• **THE EXERCISE**
Extract every line that contains the string "Predicted".

** start DATA ROWS **

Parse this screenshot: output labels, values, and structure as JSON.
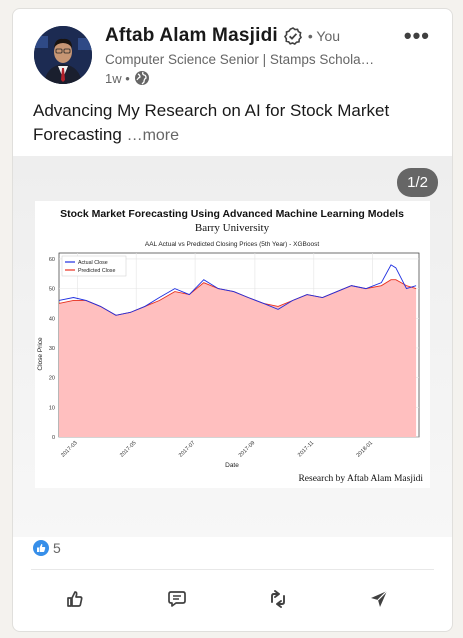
{
  "post": {
    "author_name": "Aftab Alam Masjidi",
    "you_label": "• You",
    "headline": "Computer Science Senior | Stamps Schola…",
    "time": "1w •",
    "text": "Advancing My Research on AI for Stock Market Forecasting",
    "see_more": "…more",
    "media_counter": "1/2",
    "reactions_count": "5"
  },
  "figure": {
    "title": "Stock Market Forecasting Using Advanced Machine Learning Models",
    "subtitle": "Barry University",
    "footer": "Research by Aftab Alam Masjidi"
  },
  "chart_data": {
    "type": "line",
    "title": "AAL Actual vs Predicted Closing Prices (5th Year) - XGBoost",
    "xlabel": "Date",
    "ylabel": "Close Price",
    "ylim": [
      0,
      62
    ],
    "xlim": [
      "2017-02-10",
      "2018-02-18"
    ],
    "yticks": [
      0,
      10,
      20,
      30,
      40,
      50,
      60
    ],
    "xticks": [
      "2017-03",
      "2017-05",
      "2017-07",
      "2017-09",
      "2017-11",
      "2018-01"
    ],
    "legend_position": "top-left",
    "grid": true,
    "x": [
      "2017-02-10",
      "2017-02-25",
      "2017-03-10",
      "2017-03-25",
      "2017-04-10",
      "2017-04-25",
      "2017-05-10",
      "2017-05-25",
      "2017-06-10",
      "2017-06-25",
      "2017-07-10",
      "2017-07-25",
      "2017-08-10",
      "2017-08-25",
      "2017-09-10",
      "2017-09-25",
      "2017-10-10",
      "2017-10-25",
      "2017-11-10",
      "2017-11-25",
      "2017-12-10",
      "2017-12-25",
      "2018-01-10",
      "2018-01-20",
      "2018-01-25",
      "2018-02-05",
      "2018-02-15"
    ],
    "series": [
      {
        "name": "Actual Close",
        "color": "#1f2fe0",
        "values": [
          46,
          47,
          46,
          44,
          41,
          42,
          44,
          47,
          50,
          48,
          53,
          50,
          49,
          47,
          45,
          43,
          46,
          48,
          47,
          49,
          51,
          50,
          52,
          58,
          57,
          50,
          51
        ]
      },
      {
        "name": "Predicted Close",
        "color": "#e83020",
        "values": [
          45,
          46,
          46,
          44,
          41,
          42,
          44,
          46,
          49,
          48,
          52,
          50,
          49,
          47,
          45,
          44,
          46,
          48,
          47,
          49,
          51,
          50,
          51,
          53,
          53,
          51,
          50
        ]
      }
    ],
    "fill_color": "#ffbfbf"
  },
  "colors": {
    "reaction_blue": "#378fe9",
    "icon_gray": "#404040"
  },
  "icons": [
    "verified-badge-icon",
    "globe-icon",
    "more-icon",
    "like-reaction-icon",
    "like-icon",
    "comment-icon",
    "repost-icon",
    "send-icon"
  ]
}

** end DATA ROWS **

• **RESPONSE TO THE EXERCISE**
    "title": "AAL Actual vs Predicted Closing Prices (5th Year) - XGBoost",
        "name": "Predicted Close",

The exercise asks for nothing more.